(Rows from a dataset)
- - - - - - -

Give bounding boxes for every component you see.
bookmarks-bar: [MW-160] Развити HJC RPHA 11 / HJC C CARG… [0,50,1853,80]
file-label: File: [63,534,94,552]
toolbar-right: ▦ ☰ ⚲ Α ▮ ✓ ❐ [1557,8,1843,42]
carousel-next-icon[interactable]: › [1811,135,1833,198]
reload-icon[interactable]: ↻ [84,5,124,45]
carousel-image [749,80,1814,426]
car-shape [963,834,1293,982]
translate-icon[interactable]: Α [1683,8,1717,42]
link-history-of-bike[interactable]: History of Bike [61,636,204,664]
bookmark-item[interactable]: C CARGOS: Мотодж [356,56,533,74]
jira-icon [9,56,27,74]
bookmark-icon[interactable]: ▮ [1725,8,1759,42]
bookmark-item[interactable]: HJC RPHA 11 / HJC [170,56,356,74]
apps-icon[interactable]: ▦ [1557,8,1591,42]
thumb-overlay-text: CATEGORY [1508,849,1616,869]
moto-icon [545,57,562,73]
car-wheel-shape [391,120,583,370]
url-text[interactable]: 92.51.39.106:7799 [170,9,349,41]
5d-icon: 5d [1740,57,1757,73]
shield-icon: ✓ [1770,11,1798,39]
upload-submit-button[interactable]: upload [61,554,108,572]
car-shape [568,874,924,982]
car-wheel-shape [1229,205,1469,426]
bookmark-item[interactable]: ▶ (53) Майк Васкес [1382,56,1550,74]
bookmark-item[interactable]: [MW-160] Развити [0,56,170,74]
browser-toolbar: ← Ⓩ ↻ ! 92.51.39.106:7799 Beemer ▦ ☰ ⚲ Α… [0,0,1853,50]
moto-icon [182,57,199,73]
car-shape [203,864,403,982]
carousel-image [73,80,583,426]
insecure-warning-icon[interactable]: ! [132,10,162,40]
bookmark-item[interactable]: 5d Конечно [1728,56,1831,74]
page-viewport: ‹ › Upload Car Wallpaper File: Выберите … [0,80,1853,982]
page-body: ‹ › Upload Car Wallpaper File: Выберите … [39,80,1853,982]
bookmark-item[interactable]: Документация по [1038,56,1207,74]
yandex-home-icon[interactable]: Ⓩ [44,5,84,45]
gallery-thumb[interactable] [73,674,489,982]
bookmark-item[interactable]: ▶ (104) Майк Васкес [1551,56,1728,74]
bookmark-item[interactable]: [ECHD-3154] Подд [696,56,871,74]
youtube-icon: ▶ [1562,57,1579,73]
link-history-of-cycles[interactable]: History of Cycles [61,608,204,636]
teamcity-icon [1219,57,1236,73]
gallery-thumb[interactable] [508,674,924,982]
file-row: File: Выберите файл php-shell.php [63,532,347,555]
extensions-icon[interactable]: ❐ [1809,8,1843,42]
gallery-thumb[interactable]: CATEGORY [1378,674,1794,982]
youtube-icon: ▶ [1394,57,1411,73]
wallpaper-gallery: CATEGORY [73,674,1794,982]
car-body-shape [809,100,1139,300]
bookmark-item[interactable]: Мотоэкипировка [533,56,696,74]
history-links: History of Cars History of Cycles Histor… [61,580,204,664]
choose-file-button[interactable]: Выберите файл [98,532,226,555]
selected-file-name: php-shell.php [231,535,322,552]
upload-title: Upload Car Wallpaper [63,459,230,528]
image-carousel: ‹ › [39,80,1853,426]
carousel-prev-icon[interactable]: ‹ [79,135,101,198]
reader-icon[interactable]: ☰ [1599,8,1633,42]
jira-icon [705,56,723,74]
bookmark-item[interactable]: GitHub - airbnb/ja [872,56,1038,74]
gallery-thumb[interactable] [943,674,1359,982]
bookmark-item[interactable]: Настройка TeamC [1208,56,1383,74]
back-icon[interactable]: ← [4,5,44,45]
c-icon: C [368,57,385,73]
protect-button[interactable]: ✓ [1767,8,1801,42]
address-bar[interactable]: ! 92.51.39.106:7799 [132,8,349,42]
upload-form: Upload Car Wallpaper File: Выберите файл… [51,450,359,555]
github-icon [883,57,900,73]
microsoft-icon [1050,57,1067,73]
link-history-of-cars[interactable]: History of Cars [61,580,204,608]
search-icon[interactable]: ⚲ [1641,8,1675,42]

- - - - - - -

• DESCRIPTION OF THE TASK: Copy every line of the records above without changing a single character.

• SOLUTION TO THE PROBLEM:
Give bounding boxes for every component you see.
bookmarks-bar: [MW-160] Развити HJC RPHA 11 / HJC C CARG… [0,50,1853,80]
file-label: File: [63,534,94,552]
toolbar-right: ▦ ☰ ⚲ Α ▮ ✓ ❐ [1557,8,1843,42]
carousel-next-icon[interactable]: › [1811,135,1833,198]
reload-icon[interactable]: ↻ [84,5,124,45]
carousel-image [749,80,1814,426]
car-shape [963,834,1293,982]
translate-icon[interactable]: Α [1683,8,1717,42]
link-history-of-bike[interactable]: History of Bike [61,636,204,664]
bookmark-item[interactable]: C CARGOS: Мотодж [356,56,533,74]
jira-icon [9,56,27,74]
bookmark-icon[interactable]: ▮ [1725,8,1759,42]
bookmark-item[interactable]: HJC RPHA 11 / HJC [170,56,356,74]
apps-icon[interactable]: ▦ [1557,8,1591,42]
thumb-overlay-text: CATEGORY [1508,849,1616,869]
moto-icon [545,57,562,73]
car-wheel-shape [391,120,583,370]
url-text[interactable]: 92.51.39.106:7799 [170,9,349,41]
5d-icon: 5d [1740,57,1757,73]
shield-icon: ✓ [1770,11,1798,39]
upload-submit-button[interactable]: upload [61,554,108,572]
car-shape [568,874,924,982]
car-wheel-shape [1229,205,1469,426]
bookmark-item[interactable]: ▶ (53) Майк Васкес [1382,56,1550,74]
bookmark-item[interactable]: [MW-160] Развити [0,56,170,74]
browser-toolbar: ← Ⓩ ↻ ! 92.51.39.106:7799 Beemer ▦ ☰ ⚲ Α… [0,0,1853,50]
moto-icon [182,57,199,73]
car-shape [203,864,403,982]
carousel-image [73,80,583,426]
insecure-warning-icon[interactable]: ! [132,10,162,40]
bookmark-item[interactable]: 5d Конечно [1728,56,1831,74]
page-viewport: ‹ › Upload Car Wallpaper File: Выберите … [0,80,1853,982]
page-body: ‹ › Upload Car Wallpaper File: Выберите … [39,80,1853,982]
bookmark-item[interactable]: Документация по [1038,56,1207,74]
yandex-home-icon[interactable]: Ⓩ [44,5,84,45]
gallery-thumb[interactable] [73,674,489,982]
bookmark-item[interactable]: ▶ (104) Майк Васкес [1551,56,1728,74]
bookmark-item[interactable]: [ECHD-3154] Подд [696,56,871,74]
youtube-icon: ▶ [1562,57,1579,73]
link-history-of-cycles[interactable]: History of Cycles [61,608,204,636]
teamcity-icon [1219,57,1236,73]
gallery-thumb[interactable] [508,674,924,982]
file-row: File: Выберите файл php-shell.php [63,532,347,555]
extensions-icon[interactable]: ❐ [1809,8,1843,42]
gallery-thumb[interactable]: CATEGORY [1378,674,1794,982]
youtube-icon: ▶ [1394,57,1411,73]
wallpaper-gallery: CATEGORY [73,674,1794,982]
car-body-shape [809,100,1139,300]
bookmark-item[interactable]: Мотоэкипировка [533,56,696,74]
history-links: History of Cars History of Cycles Histor… [61,580,204,664]
choose-file-button[interactable]: Выберите файл [98,532,226,555]
selected-file-name: php-shell.php [231,535,322,552]
upload-title: Upload Car Wallpaper [63,459,230,528]
image-carousel: ‹ › [39,80,1853,426]
carousel-prev-icon[interactable]: ‹ [79,135,101,198]
reader-icon[interactable]: ☰ [1599,8,1633,42]
jira-icon [705,56,723,74]
bookmark-item[interactable]: GitHub - airbnb/ja [872,56,1038,74]
gallery-thumb[interactable] [943,674,1359,982]
bookmark-item[interactable]: Настройка TeamC [1208,56,1383,74]
back-icon[interactable]: ← [4,5,44,45]
c-icon: C [368,57,385,73]
protect-button[interactable]: ✓ [1767,8,1801,42]
address-bar[interactable]: ! 92.51.39.106:7799 [132,8,349,42]
upload-form: Upload Car Wallpaper File: Выберите файл… [51,450,359,555]
github-icon [883,57,900,73]
microsoft-icon [1050,57,1067,73]
link-history-of-cars[interactable]: History of Cars [61,580,204,608]
search-icon[interactable]: ⚲ [1641,8,1675,42]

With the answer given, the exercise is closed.